--- begin ---

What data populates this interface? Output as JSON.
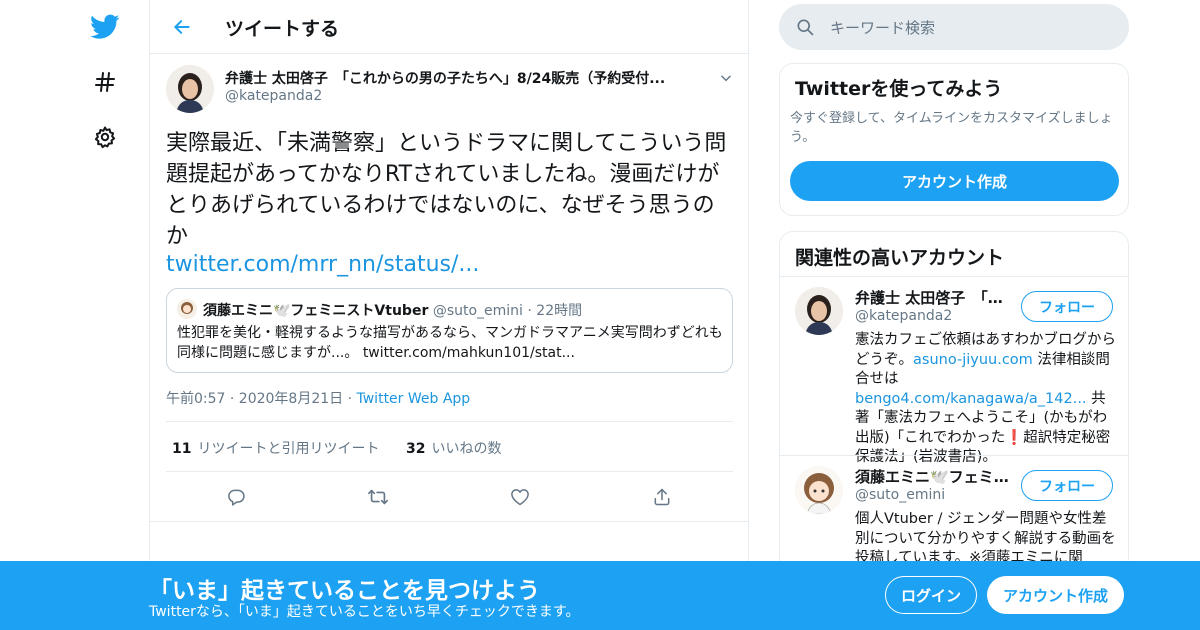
{
  "header": {
    "title": "ツイートする"
  },
  "tweet": {
    "author_name": "弁護士 太田啓子　「これからの男の子たちへ」8/24販売（予約受付...",
    "author_handle": "@katepanda2",
    "text": "実際最近、「未満警察」というドラマに関してこういう問題提起があってかなりRTされていましたね。漫画だけがとりあげられているわけではないのに、なぜそう思うのか",
    "link": "twitter.com/mrr_nn/status/...",
    "quote": {
      "name": "須藤エミニ🕊️フェミニストVtuber",
      "handle": "@suto_emini",
      "dot": "·",
      "time": "22時間",
      "body": "性犯罪を美化・軽視するような描写があるなら、マンガドラマアニメ実写問わずどれも同様に問題に感じますが...。",
      "link": "twitter.com/mahkun101/stat..."
    },
    "timestamp": "午前0:57 · 2020年8月21日",
    "dot": "·",
    "source": "Twitter Web App",
    "retweets": {
      "count": "11",
      "label": "リツイートと引用リツイート"
    },
    "likes": {
      "count": "32",
      "label": "いいねの数"
    }
  },
  "search": {
    "placeholder": "キーワード検索"
  },
  "signup_card": {
    "title": "Twitterを使ってみよう",
    "desc": "今すぐ登録して、タイムラインをカスタマイズしましょう。",
    "button": "アカウント作成"
  },
  "related": {
    "title": "関連性の高いアカウント",
    "accounts": [
      {
        "name": "弁護士 太田啓子　「これからの男の子たちへ」",
        "handle": "@katepanda2",
        "follow": "フォロー",
        "bio_1": "憲法カフェご依頼はあすわかブログからどうぞ。",
        "bio_link_1": "asuno-jiyuu.com",
        "bio_2": " 法律相談問合せは",
        "bio_link_2": "bengo4.com/kanagawa/a_142...",
        "bio_3": " 共著「憲法カフェへようこそ」(かもがわ出版)「これでわかった❗️超訳特定秘密保護法」(岩波書店)。"
      },
      {
        "name": "須藤エミニ🕊️フェミニストVtuber",
        "handle": "@suto_emini",
        "follow": "フォロー",
        "bio": "個人Vtuber / ジェンダー問題や女性差別について分かりやすく解説する動画を投稿しています。※須藤エミニに関"
      }
    ]
  },
  "banner": {
    "title": "「いま」起きていることを見つけよう",
    "subtitle": "Twitterなら、「いま」起きていることをいち早くチェックできます。",
    "login": "ログイン",
    "signup": "アカウント作成"
  },
  "colors": {
    "accent": "#1da1f2",
    "link": "#1b95e0",
    "muted": "#657786",
    "border": "#e6ecf0"
  }
}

--- end ---

Directions:
In the listing above, how many lines include the word "フェミニストVtuber"? Answer with the number and nothing more.

Expected output:
2